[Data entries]
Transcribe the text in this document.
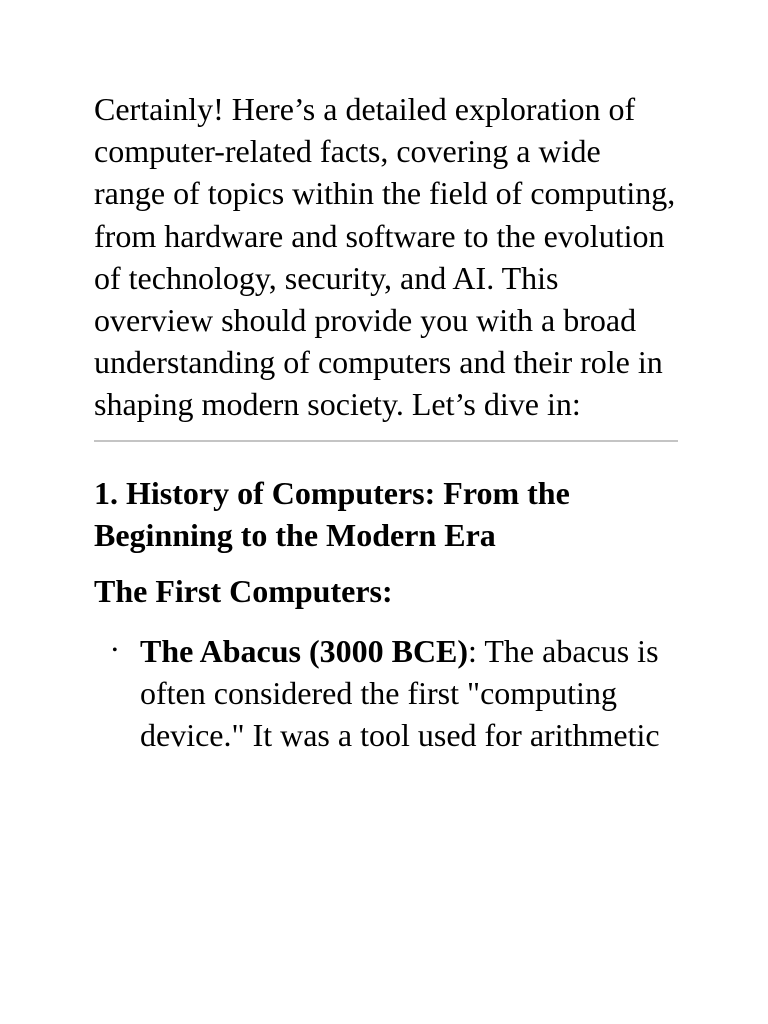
Certainly! Here’s a detailed exploration of computer-related facts, covering a wide range of topics within the field of computing, from hardware and software to the evolution of technology, security, and AI. This overview should provide you with a broad understanding of computers and their role in shaping modern society. Let’s dive in:

1. History of Computers: From the Beginning to the Modern Era
The First Computers:
• The Abacus (3000 BCE): The abacus is often considered the first "computing device." It was a tool used for arithmetic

— WHAT TO DO —
Using the data above, write out every line exactly, leaving the images behind.

— THE ANSWER —
Transcribe the text in this document.
Certainly! Here’s a detailed exploration of computer-related facts, covering a wide range of topics within the field of computing, from hardware and software to the evolution of technology, security, and AI. This overview should provide you with a broad understanding of computers and their role in shaping modern society. Let’s dive in:

1. History of Computers: From the Beginning to the Modern Era
The First Computers:
• The Abacus (3000 BCE): The abacus is often considered the first "computing device." It was a tool used for arithmetic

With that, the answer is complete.